All entries should be output exactly as they stand.

● ● ●

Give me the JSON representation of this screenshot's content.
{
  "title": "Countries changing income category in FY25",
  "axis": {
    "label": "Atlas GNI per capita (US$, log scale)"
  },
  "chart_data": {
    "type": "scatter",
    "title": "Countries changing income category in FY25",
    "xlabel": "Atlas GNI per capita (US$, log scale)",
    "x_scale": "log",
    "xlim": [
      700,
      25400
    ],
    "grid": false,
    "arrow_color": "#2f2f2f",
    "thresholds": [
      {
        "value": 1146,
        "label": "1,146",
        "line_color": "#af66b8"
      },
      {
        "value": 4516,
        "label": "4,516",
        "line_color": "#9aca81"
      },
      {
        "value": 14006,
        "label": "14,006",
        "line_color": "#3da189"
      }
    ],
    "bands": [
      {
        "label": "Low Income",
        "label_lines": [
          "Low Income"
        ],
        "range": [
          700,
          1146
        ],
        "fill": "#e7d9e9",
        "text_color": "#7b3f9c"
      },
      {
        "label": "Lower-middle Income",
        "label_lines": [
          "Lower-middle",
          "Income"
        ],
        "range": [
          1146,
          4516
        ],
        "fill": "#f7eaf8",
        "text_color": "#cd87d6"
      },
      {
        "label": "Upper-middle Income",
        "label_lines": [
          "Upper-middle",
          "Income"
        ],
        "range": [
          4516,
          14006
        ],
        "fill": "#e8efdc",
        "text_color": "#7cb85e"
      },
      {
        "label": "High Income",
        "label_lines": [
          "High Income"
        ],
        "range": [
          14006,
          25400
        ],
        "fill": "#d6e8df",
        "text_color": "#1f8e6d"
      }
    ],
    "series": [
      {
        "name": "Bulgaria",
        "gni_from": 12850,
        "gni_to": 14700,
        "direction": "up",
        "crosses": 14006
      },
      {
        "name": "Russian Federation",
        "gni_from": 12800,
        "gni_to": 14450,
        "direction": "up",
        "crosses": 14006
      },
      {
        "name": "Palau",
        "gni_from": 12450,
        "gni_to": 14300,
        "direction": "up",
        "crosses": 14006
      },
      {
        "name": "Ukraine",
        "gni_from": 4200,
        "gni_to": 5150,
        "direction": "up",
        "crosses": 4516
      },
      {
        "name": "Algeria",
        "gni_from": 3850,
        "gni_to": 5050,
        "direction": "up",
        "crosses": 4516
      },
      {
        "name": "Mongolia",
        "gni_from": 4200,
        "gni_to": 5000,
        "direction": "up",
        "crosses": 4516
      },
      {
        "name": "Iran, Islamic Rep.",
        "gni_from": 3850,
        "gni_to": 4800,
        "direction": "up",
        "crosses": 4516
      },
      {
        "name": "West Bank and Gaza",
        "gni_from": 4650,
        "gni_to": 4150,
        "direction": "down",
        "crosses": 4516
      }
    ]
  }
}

● ● ●

-- WRITTEN ANSWER --
Give me the JSON representation of this screenshot's content.
{
  "title": "Countries changing income category in FY25",
  "axis": {
    "label": "Atlas GNI per capita (US$, log scale)"
  },
  "chart_data": {
    "type": "scatter",
    "title": "Countries changing income category in FY25",
    "xlabel": "Atlas GNI per capita (US$, log scale)",
    "x_scale": "log",
    "xlim": [
      700,
      25400
    ],
    "grid": false,
    "arrow_color": "#2f2f2f",
    "thresholds": [
      {
        "value": 1146,
        "label": "1,146",
        "line_color": "#af66b8"
      },
      {
        "value": 4516,
        "label": "4,516",
        "line_color": "#9aca81"
      },
      {
        "value": 14006,
        "label": "14,006",
        "line_color": "#3da189"
      }
    ],
    "bands": [
      {
        "label": "Low Income",
        "label_lines": [
          "Low Income"
        ],
        "range": [
          700,
          1146
        ],
        "fill": "#e7d9e9",
        "text_color": "#7b3f9c"
      },
      {
        "label": "Lower-middle Income",
        "label_lines": [
          "Lower-middle",
          "Income"
        ],
        "range": [
          1146,
          4516
        ],
        "fill": "#f7eaf8",
        "text_color": "#cd87d6"
      },
      {
        "label": "Upper-middle Income",
        "label_lines": [
          "Upper-middle",
          "Income"
        ],
        "range": [
          4516,
          14006
        ],
        "fill": "#e8efdc",
        "text_color": "#7cb85e"
      },
      {
        "label": "High Income",
        "label_lines": [
          "High Income"
        ],
        "range": [
          14006,
          25400
        ],
        "fill": "#d6e8df",
        "text_color": "#1f8e6d"
      }
    ],
    "series": [
      {
        "name": "Bulgaria",
        "gni_from": 12850,
        "gni_to": 14700,
        "direction": "up",
        "crosses": 14006
      },
      {
        "name": "Russian Federation",
        "gni_from": 12800,
        "gni_to": 14450,
        "direction": "up",
        "crosses": 14006
      },
      {
        "name": "Palau",
        "gni_from": 12450,
        "gni_to": 14300,
        "direction": "up",
        "crosses": 14006
      },
      {
        "name": "Ukraine",
        "gni_from": 4200,
        "gni_to": 5150,
        "direction": "up",
        "crosses": 4516
      },
      {
        "name": "Algeria",
        "gni_from": 3850,
        "gni_to": 5050,
        "direction": "up",
        "crosses": 4516
      },
      {
        "name": "Mongolia",
        "gni_from": 4200,
        "gni_to": 5000,
        "direction": "up",
        "crosses": 4516
      },
      {
        "name": "Iran, Islamic Rep.",
        "gni_from": 3850,
        "gni_to": 4800,
        "direction": "up",
        "crosses": 4516
      },
      {
        "name": "West Bank and Gaza",
        "gni_from": 4650,
        "gni_to": 4150,
        "direction": "down",
        "crosses": 4516
      }
    ]
  }
}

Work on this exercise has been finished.